### Element location data
******
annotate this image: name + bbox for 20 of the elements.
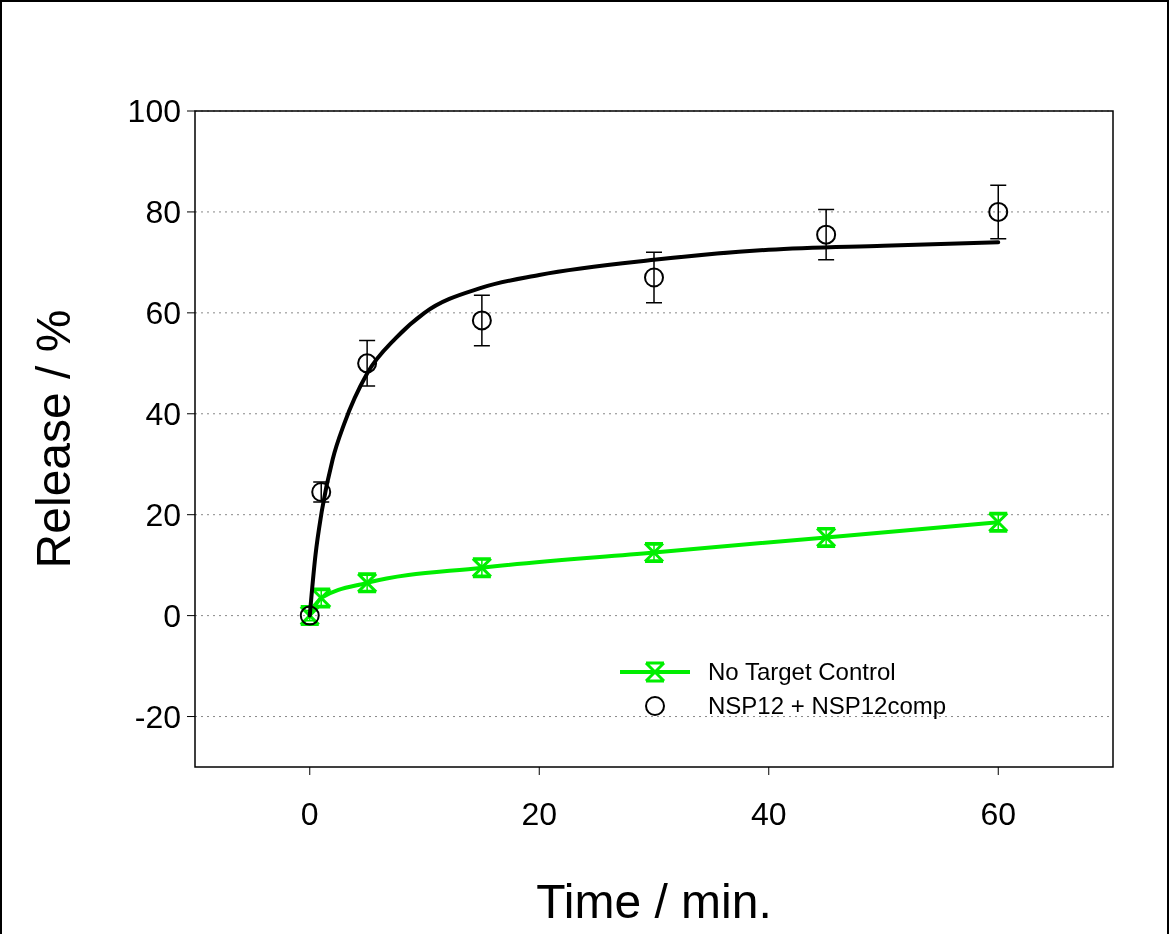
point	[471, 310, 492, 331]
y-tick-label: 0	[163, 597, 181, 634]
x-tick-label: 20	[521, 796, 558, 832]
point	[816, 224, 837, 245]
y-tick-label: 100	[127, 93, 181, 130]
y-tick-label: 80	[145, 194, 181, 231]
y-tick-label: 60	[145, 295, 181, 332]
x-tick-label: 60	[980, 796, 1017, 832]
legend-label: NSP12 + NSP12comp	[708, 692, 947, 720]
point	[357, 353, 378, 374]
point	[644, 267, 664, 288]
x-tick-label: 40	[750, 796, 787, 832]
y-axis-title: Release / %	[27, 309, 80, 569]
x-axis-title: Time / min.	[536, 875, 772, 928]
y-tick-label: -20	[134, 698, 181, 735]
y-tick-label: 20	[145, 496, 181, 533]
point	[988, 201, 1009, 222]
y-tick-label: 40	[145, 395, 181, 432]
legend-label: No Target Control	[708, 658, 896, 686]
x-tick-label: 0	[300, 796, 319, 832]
******
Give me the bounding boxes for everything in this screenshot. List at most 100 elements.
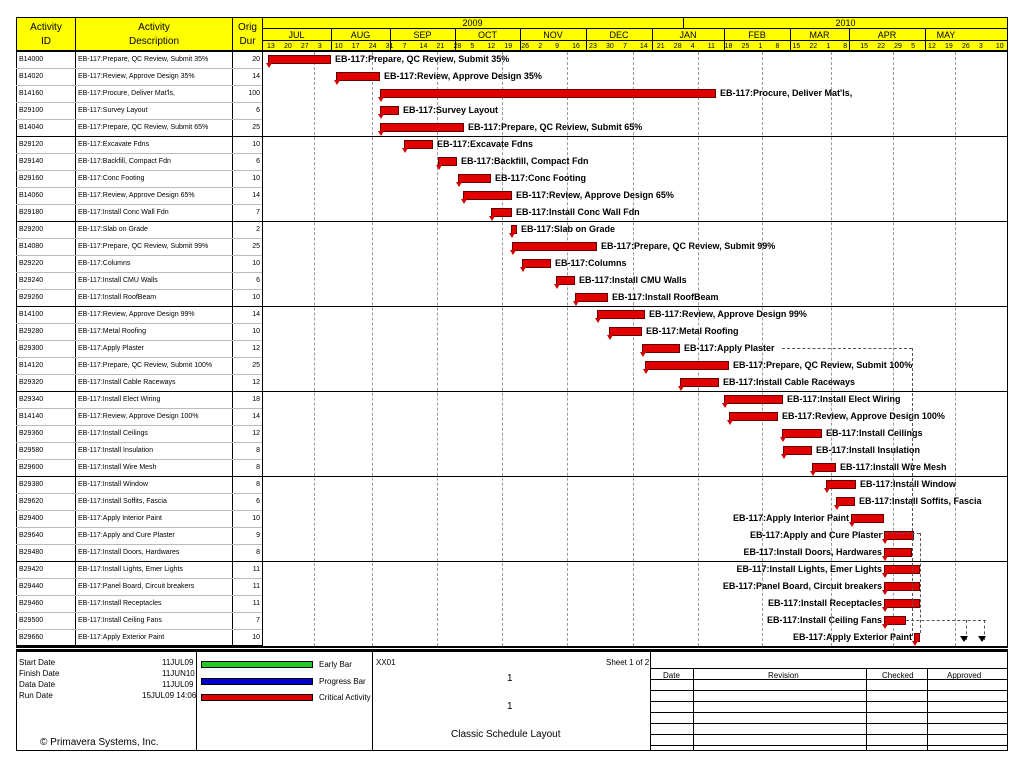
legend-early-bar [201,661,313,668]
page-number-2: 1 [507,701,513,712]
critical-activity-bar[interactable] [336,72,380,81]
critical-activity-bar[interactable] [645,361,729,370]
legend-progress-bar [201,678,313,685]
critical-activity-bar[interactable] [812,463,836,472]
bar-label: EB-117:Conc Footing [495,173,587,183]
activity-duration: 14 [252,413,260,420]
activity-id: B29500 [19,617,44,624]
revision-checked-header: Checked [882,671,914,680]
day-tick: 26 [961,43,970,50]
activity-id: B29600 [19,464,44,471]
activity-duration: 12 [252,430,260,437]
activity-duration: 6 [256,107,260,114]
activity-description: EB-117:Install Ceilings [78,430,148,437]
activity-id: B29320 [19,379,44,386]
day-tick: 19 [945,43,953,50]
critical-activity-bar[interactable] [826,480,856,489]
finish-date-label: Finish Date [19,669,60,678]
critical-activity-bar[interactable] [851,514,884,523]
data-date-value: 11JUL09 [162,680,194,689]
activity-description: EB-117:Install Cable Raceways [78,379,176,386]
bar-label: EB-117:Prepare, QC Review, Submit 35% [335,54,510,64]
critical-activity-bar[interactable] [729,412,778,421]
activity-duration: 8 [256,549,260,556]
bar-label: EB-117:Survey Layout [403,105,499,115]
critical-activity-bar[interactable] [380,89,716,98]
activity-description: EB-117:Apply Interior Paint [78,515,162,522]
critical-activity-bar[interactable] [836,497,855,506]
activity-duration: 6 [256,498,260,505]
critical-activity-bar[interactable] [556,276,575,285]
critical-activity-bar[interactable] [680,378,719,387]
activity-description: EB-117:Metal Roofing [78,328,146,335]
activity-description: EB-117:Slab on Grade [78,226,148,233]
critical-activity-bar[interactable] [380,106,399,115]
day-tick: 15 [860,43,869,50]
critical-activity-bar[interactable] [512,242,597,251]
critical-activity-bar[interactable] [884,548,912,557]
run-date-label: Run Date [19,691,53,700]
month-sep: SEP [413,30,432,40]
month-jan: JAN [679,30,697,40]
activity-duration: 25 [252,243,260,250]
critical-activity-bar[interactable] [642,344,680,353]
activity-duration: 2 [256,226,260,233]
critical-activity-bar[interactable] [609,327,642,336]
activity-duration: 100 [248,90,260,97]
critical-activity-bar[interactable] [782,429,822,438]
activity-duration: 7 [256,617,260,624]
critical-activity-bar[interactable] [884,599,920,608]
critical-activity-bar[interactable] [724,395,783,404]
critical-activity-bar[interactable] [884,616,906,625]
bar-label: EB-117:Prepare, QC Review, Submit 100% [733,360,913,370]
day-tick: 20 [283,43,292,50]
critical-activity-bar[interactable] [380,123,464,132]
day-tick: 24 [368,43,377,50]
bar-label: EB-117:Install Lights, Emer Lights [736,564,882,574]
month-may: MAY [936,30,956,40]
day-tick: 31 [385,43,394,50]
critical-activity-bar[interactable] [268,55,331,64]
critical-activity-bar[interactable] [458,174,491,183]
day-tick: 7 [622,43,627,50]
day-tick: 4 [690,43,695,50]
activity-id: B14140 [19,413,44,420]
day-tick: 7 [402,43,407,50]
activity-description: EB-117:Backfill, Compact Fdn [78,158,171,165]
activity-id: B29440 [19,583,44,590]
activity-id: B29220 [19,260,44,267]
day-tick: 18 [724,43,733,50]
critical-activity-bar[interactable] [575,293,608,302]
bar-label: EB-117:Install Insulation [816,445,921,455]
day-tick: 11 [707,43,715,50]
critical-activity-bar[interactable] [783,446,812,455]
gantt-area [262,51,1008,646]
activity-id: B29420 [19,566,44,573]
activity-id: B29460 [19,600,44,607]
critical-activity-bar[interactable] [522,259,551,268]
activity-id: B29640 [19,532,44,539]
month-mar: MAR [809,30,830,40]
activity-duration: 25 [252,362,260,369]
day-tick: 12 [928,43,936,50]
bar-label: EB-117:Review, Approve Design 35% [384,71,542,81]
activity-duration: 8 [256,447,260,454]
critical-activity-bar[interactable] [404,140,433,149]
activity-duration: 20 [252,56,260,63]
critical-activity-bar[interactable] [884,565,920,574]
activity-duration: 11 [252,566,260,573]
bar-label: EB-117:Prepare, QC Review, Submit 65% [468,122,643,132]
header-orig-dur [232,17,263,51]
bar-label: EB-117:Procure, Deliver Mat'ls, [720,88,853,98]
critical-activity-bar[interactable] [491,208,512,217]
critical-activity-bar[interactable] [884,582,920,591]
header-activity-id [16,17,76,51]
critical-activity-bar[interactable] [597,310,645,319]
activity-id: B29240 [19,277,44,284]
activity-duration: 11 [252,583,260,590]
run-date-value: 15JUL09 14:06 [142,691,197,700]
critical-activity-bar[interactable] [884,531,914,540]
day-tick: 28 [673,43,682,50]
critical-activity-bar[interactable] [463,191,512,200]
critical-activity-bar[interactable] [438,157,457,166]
******
### Exercise aim
Pull out every line in the data above that contains the string "description", matching uppercase and lowercase exactly.

### Task response
activity-description: EB-117:Install Ceilings [78,430,148,437]
activity-description: EB-117:Install Cable Raceways [78,379,176,386]
activity-description: EB-117:Apply Interior Paint [78,515,162,522]
activity-description: EB-117:Metal Roofing [78,328,146,335]
activity-description: EB-117:Slab on Grade [78,226,148,233]
activity-description: EB-117:Backfill, Compact Fdn [78,158,171,165]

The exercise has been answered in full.